Figure contents as structured data:
/---

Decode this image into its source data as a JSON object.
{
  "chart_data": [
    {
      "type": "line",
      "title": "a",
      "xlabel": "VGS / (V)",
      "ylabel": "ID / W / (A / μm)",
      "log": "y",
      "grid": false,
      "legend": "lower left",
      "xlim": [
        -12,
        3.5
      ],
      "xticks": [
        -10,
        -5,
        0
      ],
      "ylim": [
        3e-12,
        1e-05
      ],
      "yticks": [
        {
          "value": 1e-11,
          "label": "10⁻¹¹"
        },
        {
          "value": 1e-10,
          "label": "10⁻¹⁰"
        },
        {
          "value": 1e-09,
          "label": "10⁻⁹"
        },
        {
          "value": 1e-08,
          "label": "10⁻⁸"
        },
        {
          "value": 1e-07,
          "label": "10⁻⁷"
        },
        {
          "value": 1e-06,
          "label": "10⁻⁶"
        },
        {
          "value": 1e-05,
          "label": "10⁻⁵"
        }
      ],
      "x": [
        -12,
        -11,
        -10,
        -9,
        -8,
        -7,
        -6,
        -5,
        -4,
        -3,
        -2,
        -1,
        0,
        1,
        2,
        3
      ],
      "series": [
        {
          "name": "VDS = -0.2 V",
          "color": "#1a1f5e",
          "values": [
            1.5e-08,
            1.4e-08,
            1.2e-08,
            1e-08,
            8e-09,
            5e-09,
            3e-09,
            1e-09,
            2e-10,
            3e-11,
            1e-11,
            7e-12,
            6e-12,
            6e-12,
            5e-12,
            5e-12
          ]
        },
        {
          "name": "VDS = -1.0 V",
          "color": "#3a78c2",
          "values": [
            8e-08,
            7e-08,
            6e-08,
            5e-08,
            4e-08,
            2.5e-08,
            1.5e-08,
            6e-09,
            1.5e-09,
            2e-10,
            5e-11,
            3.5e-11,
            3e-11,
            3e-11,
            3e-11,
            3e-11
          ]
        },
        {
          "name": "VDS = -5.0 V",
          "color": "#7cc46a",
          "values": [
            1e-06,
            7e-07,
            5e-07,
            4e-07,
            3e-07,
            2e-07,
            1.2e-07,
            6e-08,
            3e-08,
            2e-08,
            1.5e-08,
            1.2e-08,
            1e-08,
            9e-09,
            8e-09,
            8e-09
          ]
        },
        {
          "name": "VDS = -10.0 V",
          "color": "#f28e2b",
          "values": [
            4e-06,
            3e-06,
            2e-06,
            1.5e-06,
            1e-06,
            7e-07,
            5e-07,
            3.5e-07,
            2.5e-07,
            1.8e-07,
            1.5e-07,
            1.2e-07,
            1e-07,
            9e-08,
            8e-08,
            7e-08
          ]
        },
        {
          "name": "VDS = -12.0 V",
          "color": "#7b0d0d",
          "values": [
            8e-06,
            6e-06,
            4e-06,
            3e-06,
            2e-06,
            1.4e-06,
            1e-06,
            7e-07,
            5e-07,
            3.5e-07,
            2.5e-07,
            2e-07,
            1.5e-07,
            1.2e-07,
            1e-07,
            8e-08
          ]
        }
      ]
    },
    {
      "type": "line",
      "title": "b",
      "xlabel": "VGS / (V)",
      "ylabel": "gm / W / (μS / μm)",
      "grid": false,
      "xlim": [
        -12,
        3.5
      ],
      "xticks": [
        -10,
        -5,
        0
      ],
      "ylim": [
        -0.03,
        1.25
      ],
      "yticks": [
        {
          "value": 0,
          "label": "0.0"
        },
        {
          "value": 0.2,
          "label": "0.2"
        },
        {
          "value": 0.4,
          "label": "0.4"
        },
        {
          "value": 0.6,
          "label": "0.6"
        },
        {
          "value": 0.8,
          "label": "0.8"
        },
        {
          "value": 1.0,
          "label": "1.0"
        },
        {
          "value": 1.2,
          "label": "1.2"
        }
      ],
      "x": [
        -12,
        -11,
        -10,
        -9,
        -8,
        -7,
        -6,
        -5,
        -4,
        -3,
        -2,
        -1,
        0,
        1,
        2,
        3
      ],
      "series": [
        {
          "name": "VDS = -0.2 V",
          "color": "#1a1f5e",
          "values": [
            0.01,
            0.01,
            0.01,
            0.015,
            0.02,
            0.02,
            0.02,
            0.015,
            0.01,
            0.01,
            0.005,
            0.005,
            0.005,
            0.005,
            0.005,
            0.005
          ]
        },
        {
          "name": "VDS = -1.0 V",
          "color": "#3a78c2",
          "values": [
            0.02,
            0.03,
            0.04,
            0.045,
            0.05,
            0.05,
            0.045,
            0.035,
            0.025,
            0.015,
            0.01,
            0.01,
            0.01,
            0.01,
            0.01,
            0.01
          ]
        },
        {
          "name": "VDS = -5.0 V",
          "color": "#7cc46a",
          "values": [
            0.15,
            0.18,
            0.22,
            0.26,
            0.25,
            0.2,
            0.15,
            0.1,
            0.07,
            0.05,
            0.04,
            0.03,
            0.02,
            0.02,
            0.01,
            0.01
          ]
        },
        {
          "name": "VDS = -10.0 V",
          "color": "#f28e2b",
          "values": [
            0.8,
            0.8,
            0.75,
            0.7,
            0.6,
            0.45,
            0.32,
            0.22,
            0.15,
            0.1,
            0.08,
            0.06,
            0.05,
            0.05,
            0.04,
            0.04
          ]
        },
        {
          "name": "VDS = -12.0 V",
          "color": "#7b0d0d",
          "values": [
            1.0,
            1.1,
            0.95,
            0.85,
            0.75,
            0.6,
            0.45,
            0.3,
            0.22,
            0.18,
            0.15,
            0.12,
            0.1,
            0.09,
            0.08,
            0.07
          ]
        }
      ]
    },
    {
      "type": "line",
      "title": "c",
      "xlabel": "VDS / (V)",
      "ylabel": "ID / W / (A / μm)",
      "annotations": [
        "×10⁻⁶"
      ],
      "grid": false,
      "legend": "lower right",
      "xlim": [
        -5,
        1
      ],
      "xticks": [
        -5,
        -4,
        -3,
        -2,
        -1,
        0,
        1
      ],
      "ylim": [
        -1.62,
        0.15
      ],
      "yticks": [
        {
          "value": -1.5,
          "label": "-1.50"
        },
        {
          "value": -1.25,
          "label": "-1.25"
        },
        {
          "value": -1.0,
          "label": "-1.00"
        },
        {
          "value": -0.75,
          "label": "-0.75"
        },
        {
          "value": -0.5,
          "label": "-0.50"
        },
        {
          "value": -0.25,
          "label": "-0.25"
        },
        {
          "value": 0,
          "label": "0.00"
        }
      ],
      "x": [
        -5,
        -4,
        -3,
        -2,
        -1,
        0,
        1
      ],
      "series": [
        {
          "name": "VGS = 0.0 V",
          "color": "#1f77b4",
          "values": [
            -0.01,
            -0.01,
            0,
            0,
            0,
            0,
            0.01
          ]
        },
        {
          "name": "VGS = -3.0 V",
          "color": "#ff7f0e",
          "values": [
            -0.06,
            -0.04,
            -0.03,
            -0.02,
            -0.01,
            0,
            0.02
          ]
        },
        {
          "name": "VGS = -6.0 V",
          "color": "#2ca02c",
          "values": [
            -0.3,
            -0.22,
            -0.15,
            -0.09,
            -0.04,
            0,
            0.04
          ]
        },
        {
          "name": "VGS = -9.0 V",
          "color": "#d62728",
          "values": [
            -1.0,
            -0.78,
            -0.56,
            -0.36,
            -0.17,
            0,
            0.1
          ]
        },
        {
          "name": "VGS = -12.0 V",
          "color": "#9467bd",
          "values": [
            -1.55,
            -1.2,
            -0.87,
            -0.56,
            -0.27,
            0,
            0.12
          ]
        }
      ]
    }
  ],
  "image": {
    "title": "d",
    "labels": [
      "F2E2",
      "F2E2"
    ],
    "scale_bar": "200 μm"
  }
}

\---

[Task to complete]
Set all of the entries down again, exactly as they were given.

[In response]
Decode this image into its source data as a JSON object.
{
  "chart_data": [
    {
      "type": "line",
      "title": "a",
      "xlabel": "VGS / (V)",
      "ylabel": "ID / W / (A / μm)",
      "log": "y",
      "grid": false,
      "legend": "lower left",
      "xlim": [
        -12,
        3.5
      ],
      "xticks": [
        -10,
        -5,
        0
      ],
      "ylim": [
        3e-12,
        1e-05
      ],
      "yticks": [
        {
          "value": 1e-11,
          "label": "10⁻¹¹"
        },
        {
          "value": 1e-10,
          "label": "10⁻¹⁰"
        },
        {
          "value": 1e-09,
          "label": "10⁻⁹"
        },
        {
          "value": 1e-08,
          "label": "10⁻⁸"
        },
        {
          "value": 1e-07,
          "label": "10⁻⁷"
        },
        {
          "value": 1e-06,
          "label": "10⁻⁶"
        },
        {
          "value": 1e-05,
          "label": "10⁻⁵"
        }
      ],
      "x": [
        -12,
        -11,
        -10,
        -9,
        -8,
        -7,
        -6,
        -5,
        -4,
        -3,
        -2,
        -1,
        0,
        1,
        2,
        3
      ],
      "series": [
        {
          "name": "VDS = -0.2 V",
          "color": "#1a1f5e",
          "values": [
            1.5e-08,
            1.4e-08,
            1.2e-08,
            1e-08,
            8e-09,
            5e-09,
            3e-09,
            1e-09,
            2e-10,
            3e-11,
            1e-11,
            7e-12,
            6e-12,
            6e-12,
            5e-12,
            5e-12
          ]
        },
        {
          "name": "VDS = -1.0 V",
          "color": "#3a78c2",
          "values": [
            8e-08,
            7e-08,
            6e-08,
            5e-08,
            4e-08,
            2.5e-08,
            1.5e-08,
            6e-09,
            1.5e-09,
            2e-10,
            5e-11,
            3.5e-11,
            3e-11,
            3e-11,
            3e-11,
            3e-11
          ]
        },
        {
          "name": "VDS = -5.0 V",
          "color": "#7cc46a",
          "values": [
            1e-06,
            7e-07,
            5e-07,
            4e-07,
            3e-07,
            2e-07,
            1.2e-07,
            6e-08,
            3e-08,
            2e-08,
            1.5e-08,
            1.2e-08,
            1e-08,
            9e-09,
            8e-09,
            8e-09
          ]
        },
        {
          "name": "VDS = -10.0 V",
          "color": "#f28e2b",
          "values": [
            4e-06,
            3e-06,
            2e-06,
            1.5e-06,
            1e-06,
            7e-07,
            5e-07,
            3.5e-07,
            2.5e-07,
            1.8e-07,
            1.5e-07,
            1.2e-07,
            1e-07,
            9e-08,
            8e-08,
            7e-08
          ]
        },
        {
          "name": "VDS = -12.0 V",
          "color": "#7b0d0d",
          "values": [
            8e-06,
            6e-06,
            4e-06,
            3e-06,
            2e-06,
            1.4e-06,
            1e-06,
            7e-07,
            5e-07,
            3.5e-07,
            2.5e-07,
            2e-07,
            1.5e-07,
            1.2e-07,
            1e-07,
            8e-08
          ]
        }
      ]
    },
    {
      "type": "line",
      "title": "b",
      "xlabel": "VGS / (V)",
      "ylabel": "gm / W / (μS / μm)",
      "grid": false,
      "xlim": [
        -12,
        3.5
      ],
      "xticks": [
        -10,
        -5,
        0
      ],
      "ylim": [
        -0.03,
        1.25
      ],
      "yticks": [
        {
          "value": 0,
          "label": "0.0"
        },
        {
          "value": 0.2,
          "label": "0.2"
        },
        {
          "value": 0.4,
          "label": "0.4"
        },
        {
          "value": 0.6,
          "label": "0.6"
        },
        {
          "value": 0.8,
          "label": "0.8"
        },
        {
          "value": 1.0,
          "label": "1.0"
        },
        {
          "value": 1.2,
          "label": "1.2"
        }
      ],
      "x": [
        -12,
        -11,
        -10,
        -9,
        -8,
        -7,
        -6,
        -5,
        -4,
        -3,
        -2,
        -1,
        0,
        1,
        2,
        3
      ],
      "series": [
        {
          "name": "VDS = -0.2 V",
          "color": "#1a1f5e",
          "values": [
            0.01,
            0.01,
            0.01,
            0.015,
            0.02,
            0.02,
            0.02,
            0.015,
            0.01,
            0.01,
            0.005,
            0.005,
            0.005,
            0.005,
            0.005,
            0.005
          ]
        },
        {
          "name": "VDS = -1.0 V",
          "color": "#3a78c2",
          "values": [
            0.02,
            0.03,
            0.04,
            0.045,
            0.05,
            0.05,
            0.045,
            0.035,
            0.025,
            0.015,
            0.01,
            0.01,
            0.01,
            0.01,
            0.01,
            0.01
          ]
        },
        {
          "name": "VDS = -5.0 V",
          "color": "#7cc46a",
          "values": [
            0.15,
            0.18,
            0.22,
            0.26,
            0.25,
            0.2,
            0.15,
            0.1,
            0.07,
            0.05,
            0.04,
            0.03,
            0.02,
            0.02,
            0.01,
            0.01
          ]
        },
        {
          "name": "VDS = -10.0 V",
          "color": "#f28e2b",
          "values": [
            0.8,
            0.8,
            0.75,
            0.7,
            0.6,
            0.45,
            0.32,
            0.22,
            0.15,
            0.1,
            0.08,
            0.06,
            0.05,
            0.05,
            0.04,
            0.04
          ]
        },
        {
          "name": "VDS = -12.0 V",
          "color": "#7b0d0d",
          "values": [
            1.0,
            1.1,
            0.95,
            0.85,
            0.75,
            0.6,
            0.45,
            0.3,
            0.22,
            0.18,
            0.15,
            0.12,
            0.1,
            0.09,
            0.08,
            0.07
          ]
        }
      ]
    },
    {
      "type": "line",
      "title": "c",
      "xlabel": "VDS / (V)",
      "ylabel": "ID / W / (A / μm)",
      "annotations": [
        "×10⁻⁶"
      ],
      "grid": false,
      "legend": "lower right",
      "xlim": [
        -5,
        1
      ],
      "xticks": [
        -5,
        -4,
        -3,
        -2,
        -1,
        0,
        1
      ],
      "ylim": [
        -1.62,
        0.15
      ],
      "yticks": [
        {
          "value": -1.5,
          "label": "-1.50"
        },
        {
          "value": -1.25,
          "label": "-1.25"
        },
        {
          "value": -1.0,
          "label": "-1.00"
        },
        {
          "value": -0.75,
          "label": "-0.75"
        },
        {
          "value": -0.5,
          "label": "-0.50"
        },
        {
          "value": -0.25,
          "label": "-0.25"
        },
        {
          "value": 0,
          "label": "0.00"
        }
      ],
      "x": [
        -5,
        -4,
        -3,
        -2,
        -1,
        0,
        1
      ],
      "series": [
        {
          "name": "VGS = 0.0 V",
          "color": "#1f77b4",
          "values": [
            -0.01,
            -0.01,
            0,
            0,
            0,
            0,
            0.01
          ]
        },
        {
          "name": "VGS = -3.0 V",
          "color": "#ff7f0e",
          "values": [
            -0.06,
            -0.04,
            -0.03,
            -0.02,
            -0.01,
            0,
            0.02
          ]
        },
        {
          "name": "VGS = -6.0 V",
          "color": "#2ca02c",
          "values": [
            -0.3,
            -0.22,
            -0.15,
            -0.09,
            -0.04,
            0,
            0.04
          ]
        },
        {
          "name": "VGS = -9.0 V",
          "color": "#d62728",
          "values": [
            -1.0,
            -0.78,
            -0.56,
            -0.36,
            -0.17,
            0,
            0.1
          ]
        },
        {
          "name": "VGS = -12.0 V",
          "color": "#9467bd",
          "values": [
            -1.55,
            -1.2,
            -0.87,
            -0.56,
            -0.27,
            0,
            0.12
          ]
        }
      ]
    }
  ],
  "image": {
    "title": "d",
    "labels": [
      "F2E2",
      "F2E2"
    ],
    "scale_bar": "200 μm"
  }
}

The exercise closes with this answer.